Materials provided:
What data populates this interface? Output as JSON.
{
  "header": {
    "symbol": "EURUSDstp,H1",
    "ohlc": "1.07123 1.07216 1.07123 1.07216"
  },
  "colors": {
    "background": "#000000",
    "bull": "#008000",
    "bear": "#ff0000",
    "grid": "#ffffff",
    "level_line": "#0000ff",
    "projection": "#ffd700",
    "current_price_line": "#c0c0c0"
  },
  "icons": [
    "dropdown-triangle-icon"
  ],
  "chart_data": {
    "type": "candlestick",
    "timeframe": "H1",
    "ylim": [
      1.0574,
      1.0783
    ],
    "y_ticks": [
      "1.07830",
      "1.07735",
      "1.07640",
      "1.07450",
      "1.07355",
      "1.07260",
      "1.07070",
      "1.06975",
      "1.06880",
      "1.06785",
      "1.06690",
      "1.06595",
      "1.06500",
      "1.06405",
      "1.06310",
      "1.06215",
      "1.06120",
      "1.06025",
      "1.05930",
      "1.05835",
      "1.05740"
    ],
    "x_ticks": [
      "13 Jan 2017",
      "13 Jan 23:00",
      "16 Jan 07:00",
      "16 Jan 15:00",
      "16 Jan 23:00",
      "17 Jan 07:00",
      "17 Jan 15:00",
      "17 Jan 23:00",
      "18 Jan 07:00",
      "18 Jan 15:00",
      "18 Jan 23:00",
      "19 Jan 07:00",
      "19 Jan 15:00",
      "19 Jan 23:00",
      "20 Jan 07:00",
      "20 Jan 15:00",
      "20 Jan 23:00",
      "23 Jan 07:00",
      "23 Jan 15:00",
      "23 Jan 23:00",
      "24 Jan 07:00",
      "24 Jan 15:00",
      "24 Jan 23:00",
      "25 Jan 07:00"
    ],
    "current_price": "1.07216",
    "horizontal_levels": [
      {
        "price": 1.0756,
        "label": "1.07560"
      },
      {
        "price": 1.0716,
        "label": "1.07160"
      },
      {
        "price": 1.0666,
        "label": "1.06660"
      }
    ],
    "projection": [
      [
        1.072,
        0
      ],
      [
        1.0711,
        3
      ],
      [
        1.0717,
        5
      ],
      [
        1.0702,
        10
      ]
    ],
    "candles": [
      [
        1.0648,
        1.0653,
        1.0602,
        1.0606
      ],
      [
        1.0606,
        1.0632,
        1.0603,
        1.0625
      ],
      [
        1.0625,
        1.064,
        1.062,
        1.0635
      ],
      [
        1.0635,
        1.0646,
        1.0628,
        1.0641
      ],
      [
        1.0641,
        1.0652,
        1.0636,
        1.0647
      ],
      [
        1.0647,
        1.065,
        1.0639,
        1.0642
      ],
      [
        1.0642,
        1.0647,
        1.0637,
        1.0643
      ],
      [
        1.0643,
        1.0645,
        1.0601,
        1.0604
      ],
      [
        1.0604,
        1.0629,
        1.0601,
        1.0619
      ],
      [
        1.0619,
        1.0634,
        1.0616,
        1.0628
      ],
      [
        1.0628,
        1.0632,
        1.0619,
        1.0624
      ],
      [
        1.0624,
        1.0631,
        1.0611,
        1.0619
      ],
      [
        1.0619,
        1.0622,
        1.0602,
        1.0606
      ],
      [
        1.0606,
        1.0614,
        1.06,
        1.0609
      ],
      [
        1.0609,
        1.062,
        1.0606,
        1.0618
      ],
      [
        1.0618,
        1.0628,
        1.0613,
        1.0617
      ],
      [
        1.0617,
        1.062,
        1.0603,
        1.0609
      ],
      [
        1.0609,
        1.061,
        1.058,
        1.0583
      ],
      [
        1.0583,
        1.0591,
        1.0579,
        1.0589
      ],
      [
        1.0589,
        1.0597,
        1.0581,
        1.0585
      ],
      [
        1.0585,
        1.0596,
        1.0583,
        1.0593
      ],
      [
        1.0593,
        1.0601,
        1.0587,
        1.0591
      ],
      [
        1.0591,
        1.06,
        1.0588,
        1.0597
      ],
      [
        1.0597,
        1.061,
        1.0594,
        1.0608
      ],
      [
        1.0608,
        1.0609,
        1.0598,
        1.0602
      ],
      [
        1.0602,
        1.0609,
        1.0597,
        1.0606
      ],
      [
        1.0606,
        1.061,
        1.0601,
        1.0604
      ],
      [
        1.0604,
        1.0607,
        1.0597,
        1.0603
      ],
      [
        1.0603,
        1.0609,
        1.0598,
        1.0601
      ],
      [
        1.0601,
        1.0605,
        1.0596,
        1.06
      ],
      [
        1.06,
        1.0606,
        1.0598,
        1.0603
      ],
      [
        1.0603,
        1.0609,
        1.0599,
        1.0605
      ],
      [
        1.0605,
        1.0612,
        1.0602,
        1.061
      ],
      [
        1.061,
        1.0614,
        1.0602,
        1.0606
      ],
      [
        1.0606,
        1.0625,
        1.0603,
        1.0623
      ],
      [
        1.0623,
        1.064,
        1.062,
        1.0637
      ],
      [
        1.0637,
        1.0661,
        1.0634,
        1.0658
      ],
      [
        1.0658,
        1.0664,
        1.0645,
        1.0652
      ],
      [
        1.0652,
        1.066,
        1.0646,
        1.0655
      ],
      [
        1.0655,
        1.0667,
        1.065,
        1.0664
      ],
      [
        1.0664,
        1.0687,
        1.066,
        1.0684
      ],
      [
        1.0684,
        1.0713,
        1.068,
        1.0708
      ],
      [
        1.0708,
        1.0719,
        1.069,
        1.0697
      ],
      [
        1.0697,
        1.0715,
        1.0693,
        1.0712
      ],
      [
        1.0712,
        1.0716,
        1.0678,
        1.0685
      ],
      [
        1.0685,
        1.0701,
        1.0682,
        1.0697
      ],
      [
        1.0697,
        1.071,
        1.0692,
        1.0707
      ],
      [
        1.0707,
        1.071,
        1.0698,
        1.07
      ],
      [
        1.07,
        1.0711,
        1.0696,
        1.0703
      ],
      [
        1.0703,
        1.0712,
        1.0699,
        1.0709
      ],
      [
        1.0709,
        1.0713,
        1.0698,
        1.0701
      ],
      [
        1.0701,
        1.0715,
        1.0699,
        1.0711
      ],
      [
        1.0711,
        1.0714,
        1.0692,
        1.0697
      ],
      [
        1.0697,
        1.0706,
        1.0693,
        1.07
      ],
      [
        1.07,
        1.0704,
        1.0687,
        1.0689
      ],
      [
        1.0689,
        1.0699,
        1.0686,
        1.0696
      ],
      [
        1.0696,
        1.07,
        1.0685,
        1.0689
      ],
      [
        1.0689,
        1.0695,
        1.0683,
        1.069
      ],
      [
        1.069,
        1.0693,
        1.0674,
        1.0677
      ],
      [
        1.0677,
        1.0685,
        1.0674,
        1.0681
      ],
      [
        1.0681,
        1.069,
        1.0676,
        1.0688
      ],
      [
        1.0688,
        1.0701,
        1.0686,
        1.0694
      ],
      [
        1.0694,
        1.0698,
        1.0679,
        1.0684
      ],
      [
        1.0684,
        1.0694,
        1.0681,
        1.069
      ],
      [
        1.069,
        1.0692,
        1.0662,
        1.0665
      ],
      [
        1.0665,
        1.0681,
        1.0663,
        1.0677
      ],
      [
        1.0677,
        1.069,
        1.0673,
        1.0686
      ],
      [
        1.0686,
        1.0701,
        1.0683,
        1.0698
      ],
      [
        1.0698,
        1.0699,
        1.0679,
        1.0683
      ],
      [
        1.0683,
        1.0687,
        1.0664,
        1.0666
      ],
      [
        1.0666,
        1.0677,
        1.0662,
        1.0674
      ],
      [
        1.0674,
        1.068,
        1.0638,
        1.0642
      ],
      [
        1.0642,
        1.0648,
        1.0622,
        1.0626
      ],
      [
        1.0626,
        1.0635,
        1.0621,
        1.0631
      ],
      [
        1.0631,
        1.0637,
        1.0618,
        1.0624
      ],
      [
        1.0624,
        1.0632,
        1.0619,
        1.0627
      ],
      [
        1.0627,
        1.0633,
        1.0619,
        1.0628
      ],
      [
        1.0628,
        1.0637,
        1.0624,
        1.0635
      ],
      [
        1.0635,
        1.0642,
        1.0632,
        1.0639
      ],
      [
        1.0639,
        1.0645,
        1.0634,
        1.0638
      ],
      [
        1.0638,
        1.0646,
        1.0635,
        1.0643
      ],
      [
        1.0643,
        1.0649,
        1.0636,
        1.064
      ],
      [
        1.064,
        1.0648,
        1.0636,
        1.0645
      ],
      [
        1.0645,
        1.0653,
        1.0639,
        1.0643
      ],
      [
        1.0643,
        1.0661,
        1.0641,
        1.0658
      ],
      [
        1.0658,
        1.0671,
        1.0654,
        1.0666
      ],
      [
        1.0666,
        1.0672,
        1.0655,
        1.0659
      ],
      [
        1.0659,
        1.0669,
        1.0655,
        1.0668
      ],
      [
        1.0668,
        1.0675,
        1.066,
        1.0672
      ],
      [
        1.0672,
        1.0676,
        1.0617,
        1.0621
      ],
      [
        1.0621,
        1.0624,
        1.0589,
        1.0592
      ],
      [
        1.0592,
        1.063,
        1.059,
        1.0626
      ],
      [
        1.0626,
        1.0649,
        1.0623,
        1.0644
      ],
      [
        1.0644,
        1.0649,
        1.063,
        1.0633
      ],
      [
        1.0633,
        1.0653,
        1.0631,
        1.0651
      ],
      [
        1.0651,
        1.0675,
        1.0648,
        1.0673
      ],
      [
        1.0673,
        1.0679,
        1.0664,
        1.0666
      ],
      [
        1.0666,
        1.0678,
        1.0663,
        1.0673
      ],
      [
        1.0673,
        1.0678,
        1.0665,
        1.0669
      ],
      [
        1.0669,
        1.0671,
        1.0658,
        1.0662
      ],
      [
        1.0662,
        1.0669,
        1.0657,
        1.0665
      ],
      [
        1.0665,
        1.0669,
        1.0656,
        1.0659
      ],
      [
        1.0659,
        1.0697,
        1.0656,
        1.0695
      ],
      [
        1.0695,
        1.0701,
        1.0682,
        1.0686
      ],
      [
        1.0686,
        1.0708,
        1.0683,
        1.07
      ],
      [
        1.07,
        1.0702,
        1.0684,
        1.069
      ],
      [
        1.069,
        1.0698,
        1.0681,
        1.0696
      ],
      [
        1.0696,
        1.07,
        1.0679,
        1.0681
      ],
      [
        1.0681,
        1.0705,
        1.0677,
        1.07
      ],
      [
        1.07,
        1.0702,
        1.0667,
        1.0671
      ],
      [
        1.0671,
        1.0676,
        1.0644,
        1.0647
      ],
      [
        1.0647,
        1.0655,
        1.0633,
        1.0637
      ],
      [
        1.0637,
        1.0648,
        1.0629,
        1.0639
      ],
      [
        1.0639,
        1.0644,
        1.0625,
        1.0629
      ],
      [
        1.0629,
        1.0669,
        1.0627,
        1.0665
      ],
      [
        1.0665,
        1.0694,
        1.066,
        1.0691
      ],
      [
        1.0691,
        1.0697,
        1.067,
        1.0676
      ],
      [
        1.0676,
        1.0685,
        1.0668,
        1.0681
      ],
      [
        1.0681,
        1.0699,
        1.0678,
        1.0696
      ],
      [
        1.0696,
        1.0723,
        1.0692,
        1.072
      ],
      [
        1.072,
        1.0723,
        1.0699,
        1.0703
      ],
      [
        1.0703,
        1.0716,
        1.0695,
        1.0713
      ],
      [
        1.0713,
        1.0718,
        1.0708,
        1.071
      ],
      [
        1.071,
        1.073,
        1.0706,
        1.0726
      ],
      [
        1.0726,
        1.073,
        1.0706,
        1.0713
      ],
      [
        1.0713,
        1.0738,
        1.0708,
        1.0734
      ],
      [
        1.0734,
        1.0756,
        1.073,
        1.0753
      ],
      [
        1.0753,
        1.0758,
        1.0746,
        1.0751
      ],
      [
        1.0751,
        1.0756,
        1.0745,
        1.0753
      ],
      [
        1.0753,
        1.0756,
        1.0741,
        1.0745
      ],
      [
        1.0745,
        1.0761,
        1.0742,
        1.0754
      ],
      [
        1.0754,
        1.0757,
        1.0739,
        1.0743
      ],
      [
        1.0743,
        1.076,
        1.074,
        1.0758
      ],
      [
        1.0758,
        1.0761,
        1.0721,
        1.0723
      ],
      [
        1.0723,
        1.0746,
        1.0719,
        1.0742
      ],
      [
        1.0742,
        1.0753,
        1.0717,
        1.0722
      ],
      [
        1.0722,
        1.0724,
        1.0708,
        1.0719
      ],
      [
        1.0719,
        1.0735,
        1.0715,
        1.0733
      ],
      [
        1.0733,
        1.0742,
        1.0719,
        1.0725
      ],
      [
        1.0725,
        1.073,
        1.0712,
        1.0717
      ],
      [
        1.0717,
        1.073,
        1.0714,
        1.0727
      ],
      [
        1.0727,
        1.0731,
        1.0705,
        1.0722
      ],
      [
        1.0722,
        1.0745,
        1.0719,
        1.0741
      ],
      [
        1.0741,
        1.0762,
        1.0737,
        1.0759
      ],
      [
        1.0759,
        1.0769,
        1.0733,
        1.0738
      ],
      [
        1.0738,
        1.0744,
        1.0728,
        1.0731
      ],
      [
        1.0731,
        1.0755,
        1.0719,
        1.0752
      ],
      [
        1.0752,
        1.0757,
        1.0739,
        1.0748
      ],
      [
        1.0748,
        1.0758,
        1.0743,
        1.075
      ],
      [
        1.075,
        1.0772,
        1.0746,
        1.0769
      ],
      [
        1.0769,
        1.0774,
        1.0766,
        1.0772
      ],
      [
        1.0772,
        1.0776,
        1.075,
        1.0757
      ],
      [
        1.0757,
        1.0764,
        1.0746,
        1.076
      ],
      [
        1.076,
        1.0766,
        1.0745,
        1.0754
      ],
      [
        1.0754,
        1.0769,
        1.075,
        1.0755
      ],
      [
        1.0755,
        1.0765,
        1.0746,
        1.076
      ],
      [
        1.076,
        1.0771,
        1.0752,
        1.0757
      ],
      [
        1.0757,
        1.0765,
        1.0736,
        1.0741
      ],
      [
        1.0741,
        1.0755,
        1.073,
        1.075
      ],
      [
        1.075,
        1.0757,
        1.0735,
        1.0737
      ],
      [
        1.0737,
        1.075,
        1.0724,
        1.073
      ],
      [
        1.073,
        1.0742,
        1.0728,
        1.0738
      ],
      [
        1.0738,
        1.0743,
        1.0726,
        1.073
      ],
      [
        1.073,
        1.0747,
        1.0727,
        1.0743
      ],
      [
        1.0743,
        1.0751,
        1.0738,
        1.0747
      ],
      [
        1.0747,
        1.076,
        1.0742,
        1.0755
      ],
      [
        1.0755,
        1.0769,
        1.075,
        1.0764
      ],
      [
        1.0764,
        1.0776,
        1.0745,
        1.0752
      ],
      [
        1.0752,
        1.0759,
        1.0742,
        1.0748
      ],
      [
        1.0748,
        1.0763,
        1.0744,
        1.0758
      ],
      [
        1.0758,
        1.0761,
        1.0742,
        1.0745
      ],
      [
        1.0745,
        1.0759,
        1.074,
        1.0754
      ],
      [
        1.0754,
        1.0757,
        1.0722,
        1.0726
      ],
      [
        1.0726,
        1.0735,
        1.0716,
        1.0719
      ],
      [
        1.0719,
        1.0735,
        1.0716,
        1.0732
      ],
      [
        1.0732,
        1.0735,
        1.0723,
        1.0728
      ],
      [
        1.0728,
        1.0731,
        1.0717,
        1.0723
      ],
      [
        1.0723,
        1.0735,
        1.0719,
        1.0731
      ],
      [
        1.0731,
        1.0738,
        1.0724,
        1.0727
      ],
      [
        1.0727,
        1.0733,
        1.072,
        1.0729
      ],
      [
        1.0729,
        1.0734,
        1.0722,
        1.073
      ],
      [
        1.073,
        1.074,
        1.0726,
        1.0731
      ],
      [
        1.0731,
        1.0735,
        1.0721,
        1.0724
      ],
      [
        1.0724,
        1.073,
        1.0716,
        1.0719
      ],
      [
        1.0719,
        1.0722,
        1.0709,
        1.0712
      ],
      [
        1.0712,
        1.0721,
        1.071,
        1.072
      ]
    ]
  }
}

Problem statement: Locate all lines holding the word "label", then copy them out.

Task output:
        "label": "1.07560"
        "label": "1.07160"
        "label": "1.06660"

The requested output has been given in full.